* **Exercise description**: Below is a block of records. Copy every line in it that contains the word "heart".

* **Data excerpts**:

↓↓↓

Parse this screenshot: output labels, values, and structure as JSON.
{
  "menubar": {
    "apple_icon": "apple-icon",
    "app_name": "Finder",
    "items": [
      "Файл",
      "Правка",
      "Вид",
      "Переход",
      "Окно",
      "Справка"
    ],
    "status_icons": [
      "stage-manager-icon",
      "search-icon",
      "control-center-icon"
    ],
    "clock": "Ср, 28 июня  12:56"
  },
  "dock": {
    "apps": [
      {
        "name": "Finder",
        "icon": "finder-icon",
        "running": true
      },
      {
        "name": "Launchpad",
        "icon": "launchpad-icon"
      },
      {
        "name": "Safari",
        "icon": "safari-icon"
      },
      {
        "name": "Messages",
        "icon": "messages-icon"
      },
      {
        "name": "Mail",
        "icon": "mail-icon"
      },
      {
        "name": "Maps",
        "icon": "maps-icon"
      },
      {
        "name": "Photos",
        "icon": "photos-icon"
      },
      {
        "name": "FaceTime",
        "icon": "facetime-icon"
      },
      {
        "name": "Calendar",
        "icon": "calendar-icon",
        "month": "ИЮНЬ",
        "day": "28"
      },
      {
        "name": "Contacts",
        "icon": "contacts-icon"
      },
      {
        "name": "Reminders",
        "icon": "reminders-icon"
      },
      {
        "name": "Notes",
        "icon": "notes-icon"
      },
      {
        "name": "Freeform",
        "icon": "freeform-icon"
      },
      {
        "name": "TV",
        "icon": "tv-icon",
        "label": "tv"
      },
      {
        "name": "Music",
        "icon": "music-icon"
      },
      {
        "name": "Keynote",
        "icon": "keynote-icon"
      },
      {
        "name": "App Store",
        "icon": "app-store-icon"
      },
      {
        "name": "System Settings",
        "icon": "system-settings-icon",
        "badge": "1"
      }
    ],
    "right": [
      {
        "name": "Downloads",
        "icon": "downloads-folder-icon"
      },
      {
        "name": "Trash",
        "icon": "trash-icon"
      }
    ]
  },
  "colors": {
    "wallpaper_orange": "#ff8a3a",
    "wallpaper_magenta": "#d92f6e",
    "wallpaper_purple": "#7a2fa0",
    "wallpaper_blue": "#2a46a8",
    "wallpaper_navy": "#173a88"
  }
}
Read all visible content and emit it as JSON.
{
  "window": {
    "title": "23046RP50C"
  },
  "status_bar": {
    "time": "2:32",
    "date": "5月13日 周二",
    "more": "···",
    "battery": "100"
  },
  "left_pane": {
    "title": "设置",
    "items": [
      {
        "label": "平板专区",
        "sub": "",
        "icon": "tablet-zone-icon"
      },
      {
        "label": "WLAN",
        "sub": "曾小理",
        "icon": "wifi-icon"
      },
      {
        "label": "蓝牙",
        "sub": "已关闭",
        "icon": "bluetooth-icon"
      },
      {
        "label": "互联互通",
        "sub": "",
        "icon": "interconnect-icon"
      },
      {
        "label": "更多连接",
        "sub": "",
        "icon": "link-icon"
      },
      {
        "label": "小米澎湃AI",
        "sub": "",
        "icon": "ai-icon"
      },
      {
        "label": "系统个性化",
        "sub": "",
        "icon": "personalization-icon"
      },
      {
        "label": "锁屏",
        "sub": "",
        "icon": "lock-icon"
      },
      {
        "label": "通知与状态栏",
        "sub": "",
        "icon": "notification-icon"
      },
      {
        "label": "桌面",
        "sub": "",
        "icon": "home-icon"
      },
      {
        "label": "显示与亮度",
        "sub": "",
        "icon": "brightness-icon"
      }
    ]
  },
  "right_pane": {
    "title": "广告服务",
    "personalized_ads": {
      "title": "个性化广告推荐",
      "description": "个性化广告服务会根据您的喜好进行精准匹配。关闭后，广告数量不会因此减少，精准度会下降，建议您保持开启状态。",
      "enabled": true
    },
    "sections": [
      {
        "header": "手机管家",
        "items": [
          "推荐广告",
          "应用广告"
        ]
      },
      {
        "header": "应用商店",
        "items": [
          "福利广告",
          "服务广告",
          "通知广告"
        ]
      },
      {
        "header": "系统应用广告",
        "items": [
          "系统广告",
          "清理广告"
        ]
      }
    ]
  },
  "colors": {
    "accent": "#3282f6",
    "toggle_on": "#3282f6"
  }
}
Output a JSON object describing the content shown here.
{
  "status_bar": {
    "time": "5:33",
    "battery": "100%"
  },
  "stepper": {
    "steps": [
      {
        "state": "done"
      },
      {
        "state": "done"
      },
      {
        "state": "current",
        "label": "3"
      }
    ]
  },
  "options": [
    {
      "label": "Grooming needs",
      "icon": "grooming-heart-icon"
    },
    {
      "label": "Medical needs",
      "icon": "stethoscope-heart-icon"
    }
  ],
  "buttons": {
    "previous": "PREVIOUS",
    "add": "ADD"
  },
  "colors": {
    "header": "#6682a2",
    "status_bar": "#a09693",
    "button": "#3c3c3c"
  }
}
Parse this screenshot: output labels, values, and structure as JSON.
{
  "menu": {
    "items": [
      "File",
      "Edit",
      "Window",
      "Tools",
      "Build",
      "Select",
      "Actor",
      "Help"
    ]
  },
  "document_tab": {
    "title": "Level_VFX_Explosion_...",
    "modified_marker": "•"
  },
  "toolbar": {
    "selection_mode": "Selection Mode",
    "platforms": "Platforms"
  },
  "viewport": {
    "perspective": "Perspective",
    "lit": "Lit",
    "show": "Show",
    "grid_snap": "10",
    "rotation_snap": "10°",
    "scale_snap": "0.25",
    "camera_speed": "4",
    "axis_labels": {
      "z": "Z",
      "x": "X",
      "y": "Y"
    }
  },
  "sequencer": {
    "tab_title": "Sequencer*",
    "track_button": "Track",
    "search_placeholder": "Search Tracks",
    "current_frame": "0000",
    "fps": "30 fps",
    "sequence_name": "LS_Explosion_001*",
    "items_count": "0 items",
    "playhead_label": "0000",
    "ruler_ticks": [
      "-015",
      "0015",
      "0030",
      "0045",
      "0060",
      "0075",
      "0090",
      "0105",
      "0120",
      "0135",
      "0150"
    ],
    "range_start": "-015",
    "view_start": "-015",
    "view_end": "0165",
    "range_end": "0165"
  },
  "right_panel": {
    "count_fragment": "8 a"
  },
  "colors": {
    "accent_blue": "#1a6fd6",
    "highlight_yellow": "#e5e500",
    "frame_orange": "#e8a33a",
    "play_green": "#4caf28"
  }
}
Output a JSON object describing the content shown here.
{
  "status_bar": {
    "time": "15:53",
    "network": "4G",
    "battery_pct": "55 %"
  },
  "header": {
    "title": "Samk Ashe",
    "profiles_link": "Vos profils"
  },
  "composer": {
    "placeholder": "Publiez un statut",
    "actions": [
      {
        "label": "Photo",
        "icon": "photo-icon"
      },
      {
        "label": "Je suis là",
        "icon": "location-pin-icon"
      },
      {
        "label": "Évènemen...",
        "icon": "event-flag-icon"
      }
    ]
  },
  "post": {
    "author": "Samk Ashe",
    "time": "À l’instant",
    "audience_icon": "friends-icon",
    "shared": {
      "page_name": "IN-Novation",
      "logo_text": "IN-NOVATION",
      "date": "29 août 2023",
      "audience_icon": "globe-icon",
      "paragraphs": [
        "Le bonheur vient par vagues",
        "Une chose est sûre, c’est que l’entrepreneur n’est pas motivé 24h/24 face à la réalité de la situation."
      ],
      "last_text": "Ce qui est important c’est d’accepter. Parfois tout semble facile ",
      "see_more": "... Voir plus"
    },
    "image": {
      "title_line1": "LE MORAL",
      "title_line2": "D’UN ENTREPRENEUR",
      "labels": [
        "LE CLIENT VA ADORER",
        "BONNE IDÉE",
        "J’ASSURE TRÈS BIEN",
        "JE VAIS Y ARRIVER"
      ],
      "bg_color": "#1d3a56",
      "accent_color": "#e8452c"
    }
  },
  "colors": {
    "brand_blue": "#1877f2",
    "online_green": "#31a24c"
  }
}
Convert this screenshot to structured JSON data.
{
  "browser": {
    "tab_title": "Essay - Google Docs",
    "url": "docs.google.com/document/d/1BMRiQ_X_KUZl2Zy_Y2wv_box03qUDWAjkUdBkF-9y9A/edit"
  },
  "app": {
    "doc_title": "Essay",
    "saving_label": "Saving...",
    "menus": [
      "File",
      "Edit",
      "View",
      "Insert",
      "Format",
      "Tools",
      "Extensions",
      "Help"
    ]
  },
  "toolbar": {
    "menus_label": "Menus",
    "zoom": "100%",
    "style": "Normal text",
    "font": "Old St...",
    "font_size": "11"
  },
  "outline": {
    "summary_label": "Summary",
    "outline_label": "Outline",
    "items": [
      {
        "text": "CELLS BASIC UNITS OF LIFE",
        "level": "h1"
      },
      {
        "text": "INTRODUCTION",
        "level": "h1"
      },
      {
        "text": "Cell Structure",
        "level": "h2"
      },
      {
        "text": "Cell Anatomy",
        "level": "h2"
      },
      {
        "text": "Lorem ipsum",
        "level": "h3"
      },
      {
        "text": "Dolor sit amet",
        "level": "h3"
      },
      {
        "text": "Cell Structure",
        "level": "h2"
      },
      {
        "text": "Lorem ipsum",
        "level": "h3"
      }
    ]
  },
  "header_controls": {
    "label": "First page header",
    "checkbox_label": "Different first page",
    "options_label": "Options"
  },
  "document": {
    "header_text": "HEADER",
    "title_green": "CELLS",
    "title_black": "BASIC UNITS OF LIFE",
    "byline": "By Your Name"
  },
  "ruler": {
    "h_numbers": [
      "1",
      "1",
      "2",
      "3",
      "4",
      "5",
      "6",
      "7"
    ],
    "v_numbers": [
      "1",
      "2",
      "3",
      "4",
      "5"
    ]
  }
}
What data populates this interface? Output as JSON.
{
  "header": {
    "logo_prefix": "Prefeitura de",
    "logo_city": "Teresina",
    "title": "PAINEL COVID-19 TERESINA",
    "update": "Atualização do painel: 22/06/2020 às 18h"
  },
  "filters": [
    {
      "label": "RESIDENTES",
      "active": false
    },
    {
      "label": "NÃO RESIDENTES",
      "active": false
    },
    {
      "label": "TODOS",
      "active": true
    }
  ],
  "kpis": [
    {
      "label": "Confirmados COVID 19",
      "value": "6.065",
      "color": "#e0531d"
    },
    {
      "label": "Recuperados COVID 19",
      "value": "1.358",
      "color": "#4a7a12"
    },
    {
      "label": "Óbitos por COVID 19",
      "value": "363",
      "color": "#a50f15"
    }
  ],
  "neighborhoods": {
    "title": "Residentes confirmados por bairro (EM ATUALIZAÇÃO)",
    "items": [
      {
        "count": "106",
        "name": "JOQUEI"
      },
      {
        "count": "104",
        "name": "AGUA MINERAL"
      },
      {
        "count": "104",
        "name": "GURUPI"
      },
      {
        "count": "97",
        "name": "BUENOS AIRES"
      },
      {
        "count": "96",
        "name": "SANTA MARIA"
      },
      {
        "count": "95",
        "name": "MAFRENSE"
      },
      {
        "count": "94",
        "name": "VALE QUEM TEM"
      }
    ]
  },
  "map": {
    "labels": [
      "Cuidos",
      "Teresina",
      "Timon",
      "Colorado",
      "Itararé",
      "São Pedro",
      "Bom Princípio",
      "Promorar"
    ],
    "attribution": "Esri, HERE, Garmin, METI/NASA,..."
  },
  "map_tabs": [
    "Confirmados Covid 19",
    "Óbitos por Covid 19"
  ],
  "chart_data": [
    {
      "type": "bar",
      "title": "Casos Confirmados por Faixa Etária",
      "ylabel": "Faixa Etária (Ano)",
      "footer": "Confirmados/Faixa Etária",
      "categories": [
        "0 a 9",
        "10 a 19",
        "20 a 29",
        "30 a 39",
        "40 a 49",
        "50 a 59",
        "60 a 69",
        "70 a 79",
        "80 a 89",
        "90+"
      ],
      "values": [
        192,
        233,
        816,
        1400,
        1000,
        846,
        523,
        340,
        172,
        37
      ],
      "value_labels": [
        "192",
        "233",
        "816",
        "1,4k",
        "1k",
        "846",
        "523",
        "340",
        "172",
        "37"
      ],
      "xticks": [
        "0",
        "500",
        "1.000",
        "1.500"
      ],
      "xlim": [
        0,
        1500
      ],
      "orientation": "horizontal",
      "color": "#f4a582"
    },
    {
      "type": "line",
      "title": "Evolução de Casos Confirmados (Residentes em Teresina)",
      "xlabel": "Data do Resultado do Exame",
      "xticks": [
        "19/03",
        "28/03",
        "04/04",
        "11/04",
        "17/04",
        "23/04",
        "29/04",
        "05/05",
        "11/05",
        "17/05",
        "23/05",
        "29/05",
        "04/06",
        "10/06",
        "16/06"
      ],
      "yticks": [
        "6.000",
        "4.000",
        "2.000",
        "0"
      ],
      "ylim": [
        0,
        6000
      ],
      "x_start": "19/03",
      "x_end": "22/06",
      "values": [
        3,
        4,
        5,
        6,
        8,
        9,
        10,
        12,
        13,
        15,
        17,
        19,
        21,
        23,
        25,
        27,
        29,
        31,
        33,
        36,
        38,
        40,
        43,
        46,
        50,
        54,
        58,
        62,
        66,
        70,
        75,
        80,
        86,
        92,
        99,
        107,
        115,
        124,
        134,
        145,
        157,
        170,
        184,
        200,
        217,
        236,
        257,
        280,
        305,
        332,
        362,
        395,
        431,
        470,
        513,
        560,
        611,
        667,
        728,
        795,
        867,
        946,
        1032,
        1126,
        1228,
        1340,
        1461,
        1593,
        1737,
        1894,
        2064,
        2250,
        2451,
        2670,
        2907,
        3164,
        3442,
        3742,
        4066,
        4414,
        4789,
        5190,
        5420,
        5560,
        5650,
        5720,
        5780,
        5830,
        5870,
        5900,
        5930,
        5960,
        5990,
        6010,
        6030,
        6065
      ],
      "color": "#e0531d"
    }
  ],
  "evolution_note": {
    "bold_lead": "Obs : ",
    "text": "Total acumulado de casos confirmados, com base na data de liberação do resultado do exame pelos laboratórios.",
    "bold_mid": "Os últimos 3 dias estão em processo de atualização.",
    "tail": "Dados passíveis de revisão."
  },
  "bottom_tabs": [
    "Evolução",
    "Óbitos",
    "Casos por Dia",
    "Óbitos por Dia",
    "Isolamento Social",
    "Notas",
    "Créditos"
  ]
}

↑↑↑

* **Finished task**:
      "icon": "grooming-heart-icon"
      "icon": "stethoscope-heart-icon"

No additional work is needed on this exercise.